Information supplied:
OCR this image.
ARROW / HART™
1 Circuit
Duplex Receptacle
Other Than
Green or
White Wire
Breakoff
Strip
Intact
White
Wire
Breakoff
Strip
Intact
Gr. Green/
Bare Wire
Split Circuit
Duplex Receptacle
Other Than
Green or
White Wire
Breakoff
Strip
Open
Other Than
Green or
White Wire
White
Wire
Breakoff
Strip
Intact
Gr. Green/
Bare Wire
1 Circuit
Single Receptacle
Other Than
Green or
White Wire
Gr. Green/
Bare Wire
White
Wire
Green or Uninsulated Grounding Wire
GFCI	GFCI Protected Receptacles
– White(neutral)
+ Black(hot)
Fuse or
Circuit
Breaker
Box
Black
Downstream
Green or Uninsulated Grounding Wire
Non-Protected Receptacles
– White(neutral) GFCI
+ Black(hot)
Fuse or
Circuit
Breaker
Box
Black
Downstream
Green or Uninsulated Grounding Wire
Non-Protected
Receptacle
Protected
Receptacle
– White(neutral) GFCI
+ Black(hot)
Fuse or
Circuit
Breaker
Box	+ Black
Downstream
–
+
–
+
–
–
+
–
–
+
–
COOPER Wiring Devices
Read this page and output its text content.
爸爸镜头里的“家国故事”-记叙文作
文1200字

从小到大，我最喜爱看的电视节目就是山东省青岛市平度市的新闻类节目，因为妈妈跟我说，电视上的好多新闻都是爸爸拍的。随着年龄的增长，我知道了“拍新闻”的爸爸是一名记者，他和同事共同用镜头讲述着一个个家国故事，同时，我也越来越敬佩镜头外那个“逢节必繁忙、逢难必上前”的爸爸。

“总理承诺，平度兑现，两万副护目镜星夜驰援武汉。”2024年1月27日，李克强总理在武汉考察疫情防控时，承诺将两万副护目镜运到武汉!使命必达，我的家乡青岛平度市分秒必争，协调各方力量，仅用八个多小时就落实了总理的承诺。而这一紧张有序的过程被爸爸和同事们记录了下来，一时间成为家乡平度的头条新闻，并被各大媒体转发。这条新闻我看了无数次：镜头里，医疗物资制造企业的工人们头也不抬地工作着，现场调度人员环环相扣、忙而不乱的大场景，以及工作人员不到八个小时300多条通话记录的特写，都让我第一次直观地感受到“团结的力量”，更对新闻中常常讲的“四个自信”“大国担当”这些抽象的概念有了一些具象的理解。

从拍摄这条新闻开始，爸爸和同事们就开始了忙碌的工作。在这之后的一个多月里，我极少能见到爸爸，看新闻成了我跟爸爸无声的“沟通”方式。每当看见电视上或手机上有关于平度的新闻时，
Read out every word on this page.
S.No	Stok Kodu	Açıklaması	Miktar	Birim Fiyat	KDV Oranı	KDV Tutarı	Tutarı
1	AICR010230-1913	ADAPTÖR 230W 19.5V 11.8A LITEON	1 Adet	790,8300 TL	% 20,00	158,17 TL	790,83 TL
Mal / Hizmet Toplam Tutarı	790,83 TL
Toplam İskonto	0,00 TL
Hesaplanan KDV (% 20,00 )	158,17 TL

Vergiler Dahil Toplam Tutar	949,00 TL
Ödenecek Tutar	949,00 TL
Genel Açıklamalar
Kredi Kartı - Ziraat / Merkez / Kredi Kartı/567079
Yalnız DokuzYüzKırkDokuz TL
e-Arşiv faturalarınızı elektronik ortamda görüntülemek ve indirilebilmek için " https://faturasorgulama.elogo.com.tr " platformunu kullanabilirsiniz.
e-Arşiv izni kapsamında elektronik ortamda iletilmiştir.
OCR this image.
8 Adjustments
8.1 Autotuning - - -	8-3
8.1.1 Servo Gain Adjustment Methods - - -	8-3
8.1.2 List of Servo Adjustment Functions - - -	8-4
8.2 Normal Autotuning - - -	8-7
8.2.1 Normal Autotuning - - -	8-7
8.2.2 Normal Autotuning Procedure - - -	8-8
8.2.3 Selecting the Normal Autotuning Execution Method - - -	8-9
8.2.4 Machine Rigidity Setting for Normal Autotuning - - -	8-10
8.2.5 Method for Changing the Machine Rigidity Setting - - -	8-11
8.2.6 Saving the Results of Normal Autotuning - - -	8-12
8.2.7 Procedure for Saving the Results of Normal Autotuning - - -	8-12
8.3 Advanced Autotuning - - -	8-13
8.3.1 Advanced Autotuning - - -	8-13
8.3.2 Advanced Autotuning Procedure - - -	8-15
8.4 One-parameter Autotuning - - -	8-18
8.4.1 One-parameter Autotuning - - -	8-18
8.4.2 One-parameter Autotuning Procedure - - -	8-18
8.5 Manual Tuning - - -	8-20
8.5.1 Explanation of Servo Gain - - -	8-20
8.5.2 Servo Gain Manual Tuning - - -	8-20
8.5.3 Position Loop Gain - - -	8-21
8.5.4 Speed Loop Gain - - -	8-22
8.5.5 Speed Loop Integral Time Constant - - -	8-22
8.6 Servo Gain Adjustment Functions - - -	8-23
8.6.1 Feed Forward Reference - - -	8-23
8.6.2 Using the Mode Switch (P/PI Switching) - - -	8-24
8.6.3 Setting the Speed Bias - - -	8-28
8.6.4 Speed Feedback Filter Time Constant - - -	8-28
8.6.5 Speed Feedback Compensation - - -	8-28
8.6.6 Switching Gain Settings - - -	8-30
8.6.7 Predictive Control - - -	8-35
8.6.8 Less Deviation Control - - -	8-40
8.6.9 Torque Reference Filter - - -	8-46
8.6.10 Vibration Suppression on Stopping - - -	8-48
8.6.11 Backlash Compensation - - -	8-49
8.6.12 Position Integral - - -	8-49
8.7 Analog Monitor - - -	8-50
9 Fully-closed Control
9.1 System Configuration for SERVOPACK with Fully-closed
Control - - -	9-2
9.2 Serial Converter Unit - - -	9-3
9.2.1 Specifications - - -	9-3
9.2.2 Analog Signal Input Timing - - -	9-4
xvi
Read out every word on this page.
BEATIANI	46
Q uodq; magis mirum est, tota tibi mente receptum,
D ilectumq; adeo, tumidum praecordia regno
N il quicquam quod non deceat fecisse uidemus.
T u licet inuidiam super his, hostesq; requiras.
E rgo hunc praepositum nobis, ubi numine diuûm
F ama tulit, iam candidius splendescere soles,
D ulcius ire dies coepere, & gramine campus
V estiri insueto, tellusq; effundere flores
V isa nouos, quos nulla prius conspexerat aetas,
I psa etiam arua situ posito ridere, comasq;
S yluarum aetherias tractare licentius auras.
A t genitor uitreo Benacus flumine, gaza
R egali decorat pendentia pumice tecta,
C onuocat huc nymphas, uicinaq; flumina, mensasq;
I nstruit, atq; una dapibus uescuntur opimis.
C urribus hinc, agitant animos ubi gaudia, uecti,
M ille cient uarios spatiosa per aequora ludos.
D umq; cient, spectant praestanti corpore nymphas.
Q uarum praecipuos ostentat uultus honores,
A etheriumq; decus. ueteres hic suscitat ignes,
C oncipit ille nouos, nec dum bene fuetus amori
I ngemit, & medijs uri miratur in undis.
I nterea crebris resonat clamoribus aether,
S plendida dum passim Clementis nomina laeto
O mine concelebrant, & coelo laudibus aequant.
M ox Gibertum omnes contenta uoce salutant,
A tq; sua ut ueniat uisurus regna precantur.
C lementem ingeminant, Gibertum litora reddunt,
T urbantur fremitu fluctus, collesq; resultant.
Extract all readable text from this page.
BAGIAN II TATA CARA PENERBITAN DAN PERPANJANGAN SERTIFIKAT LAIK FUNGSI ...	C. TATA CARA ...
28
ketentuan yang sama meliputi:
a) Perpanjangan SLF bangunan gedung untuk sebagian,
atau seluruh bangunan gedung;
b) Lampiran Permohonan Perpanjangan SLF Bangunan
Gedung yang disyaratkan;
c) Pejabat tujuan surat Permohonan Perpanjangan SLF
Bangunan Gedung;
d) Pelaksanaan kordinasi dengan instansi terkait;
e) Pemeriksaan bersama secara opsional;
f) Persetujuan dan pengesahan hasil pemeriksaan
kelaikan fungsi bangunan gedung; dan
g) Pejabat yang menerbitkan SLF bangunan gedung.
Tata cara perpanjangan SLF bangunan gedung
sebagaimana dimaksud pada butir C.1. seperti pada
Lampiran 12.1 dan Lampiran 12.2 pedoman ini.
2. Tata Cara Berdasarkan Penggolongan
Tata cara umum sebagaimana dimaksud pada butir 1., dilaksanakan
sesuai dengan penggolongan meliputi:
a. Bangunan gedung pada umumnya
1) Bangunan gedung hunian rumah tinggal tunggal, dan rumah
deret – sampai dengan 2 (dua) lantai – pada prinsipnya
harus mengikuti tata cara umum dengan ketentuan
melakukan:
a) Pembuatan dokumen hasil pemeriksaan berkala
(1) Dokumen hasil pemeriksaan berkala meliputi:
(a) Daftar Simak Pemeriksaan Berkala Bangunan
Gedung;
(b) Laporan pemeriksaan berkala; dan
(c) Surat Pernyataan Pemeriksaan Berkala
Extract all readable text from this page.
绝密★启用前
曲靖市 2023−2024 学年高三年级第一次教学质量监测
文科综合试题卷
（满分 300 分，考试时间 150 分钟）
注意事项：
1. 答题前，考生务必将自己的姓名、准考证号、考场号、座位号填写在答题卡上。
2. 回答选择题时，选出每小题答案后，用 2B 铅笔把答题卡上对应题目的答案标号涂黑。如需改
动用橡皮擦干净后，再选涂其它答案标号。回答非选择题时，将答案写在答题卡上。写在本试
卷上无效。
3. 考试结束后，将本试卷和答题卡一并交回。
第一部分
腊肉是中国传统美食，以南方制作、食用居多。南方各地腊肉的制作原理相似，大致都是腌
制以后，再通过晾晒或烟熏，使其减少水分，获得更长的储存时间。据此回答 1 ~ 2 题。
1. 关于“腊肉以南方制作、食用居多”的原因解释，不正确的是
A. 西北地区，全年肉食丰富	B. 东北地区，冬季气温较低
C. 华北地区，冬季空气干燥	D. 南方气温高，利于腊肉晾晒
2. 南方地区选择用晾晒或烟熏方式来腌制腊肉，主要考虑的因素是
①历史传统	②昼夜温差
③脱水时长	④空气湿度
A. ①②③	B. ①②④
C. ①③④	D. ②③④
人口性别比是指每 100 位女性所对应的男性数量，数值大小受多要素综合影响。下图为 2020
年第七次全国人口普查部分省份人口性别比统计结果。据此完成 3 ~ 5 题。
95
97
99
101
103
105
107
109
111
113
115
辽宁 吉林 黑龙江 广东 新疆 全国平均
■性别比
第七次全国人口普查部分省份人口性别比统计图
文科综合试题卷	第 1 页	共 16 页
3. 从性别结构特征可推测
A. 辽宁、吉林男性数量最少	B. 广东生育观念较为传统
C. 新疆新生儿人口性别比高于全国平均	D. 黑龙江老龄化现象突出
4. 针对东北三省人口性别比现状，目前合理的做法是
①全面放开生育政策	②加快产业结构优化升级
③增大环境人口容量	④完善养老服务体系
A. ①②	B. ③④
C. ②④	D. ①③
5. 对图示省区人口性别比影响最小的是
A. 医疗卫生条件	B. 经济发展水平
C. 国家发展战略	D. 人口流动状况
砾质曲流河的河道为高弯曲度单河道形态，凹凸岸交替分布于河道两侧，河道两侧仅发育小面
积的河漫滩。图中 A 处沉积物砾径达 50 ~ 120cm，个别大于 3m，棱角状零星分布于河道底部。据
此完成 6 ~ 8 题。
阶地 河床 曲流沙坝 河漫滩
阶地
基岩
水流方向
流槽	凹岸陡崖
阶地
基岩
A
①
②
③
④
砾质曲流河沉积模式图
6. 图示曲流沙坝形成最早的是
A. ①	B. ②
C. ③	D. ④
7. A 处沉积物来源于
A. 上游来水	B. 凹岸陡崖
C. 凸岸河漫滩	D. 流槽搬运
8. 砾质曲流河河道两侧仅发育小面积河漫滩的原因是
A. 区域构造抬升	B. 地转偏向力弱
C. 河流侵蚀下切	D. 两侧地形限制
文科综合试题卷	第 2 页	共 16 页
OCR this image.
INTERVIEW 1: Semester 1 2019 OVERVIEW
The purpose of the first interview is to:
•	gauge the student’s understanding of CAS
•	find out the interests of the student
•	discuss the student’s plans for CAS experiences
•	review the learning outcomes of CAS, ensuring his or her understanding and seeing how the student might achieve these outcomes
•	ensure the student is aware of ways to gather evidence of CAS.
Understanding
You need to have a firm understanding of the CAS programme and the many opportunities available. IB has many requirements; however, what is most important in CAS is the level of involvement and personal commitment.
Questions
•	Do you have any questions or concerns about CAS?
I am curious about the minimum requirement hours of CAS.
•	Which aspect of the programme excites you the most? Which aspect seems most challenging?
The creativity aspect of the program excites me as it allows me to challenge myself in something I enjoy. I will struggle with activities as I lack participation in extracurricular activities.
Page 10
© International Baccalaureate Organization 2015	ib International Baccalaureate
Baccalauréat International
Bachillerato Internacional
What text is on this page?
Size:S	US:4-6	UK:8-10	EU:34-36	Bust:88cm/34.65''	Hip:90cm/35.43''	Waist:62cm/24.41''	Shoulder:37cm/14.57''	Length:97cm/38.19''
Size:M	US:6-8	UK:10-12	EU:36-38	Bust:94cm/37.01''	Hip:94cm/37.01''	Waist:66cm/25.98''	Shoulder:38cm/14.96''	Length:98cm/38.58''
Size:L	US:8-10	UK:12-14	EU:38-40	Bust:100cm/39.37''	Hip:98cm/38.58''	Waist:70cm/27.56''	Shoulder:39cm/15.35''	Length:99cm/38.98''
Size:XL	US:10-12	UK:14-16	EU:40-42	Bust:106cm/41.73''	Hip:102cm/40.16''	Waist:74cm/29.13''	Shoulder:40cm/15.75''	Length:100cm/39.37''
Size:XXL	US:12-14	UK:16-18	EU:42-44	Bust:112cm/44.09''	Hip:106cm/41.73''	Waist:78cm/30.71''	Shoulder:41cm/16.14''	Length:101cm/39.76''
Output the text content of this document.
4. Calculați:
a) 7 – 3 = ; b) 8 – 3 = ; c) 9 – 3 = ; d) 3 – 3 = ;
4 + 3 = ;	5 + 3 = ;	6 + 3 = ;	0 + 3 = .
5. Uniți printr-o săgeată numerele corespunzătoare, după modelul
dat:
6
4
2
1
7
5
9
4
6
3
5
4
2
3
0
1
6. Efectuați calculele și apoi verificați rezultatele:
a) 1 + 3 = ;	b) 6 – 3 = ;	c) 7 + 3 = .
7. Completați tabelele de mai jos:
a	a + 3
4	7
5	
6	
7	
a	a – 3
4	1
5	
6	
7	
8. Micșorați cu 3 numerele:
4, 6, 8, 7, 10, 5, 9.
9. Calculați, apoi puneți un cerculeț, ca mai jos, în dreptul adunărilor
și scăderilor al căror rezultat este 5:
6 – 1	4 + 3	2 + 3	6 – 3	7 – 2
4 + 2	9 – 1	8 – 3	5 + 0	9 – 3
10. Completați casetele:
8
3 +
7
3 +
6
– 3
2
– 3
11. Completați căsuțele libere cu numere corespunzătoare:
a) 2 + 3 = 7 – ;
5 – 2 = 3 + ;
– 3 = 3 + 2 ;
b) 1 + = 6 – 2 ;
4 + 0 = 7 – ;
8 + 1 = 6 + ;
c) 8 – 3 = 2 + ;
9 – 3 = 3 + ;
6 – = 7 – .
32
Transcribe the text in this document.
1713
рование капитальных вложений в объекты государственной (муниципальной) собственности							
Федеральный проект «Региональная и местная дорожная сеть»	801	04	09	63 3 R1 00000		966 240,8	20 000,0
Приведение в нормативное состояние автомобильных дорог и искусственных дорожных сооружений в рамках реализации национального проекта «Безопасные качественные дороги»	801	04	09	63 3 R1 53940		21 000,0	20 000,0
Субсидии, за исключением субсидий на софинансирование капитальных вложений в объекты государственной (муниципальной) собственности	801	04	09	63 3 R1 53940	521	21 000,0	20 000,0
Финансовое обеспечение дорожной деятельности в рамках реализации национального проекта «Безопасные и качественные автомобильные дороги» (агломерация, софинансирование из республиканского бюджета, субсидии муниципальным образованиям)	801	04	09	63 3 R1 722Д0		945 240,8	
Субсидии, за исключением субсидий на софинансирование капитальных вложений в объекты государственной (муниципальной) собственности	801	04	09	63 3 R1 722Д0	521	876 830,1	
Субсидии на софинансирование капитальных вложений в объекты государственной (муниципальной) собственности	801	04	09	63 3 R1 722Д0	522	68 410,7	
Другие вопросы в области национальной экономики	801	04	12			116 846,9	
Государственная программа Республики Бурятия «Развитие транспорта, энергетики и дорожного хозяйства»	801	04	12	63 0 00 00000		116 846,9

Instructions to follow: From the data, list each line in which the string "качественные" appears.

Problem solution:
Приведение в нормативное состояние автомобильных дорог и искусственных дорожных сооружений в рамках реализации национального проекта «Безопасные качественные дороги»	801	04	09	63 3 R1 53940		21 000,0	20 000,0
Финансовое обеспечение дорожной деятельности в рамках реализации национального проекта «Безопасные и качественные автомобильные дороги» (агломерация, софинансирование из республиканского бюджета, субсидии муниципальным образованиям)	801	04	09	63 3 R1 722Д0		945 240,8	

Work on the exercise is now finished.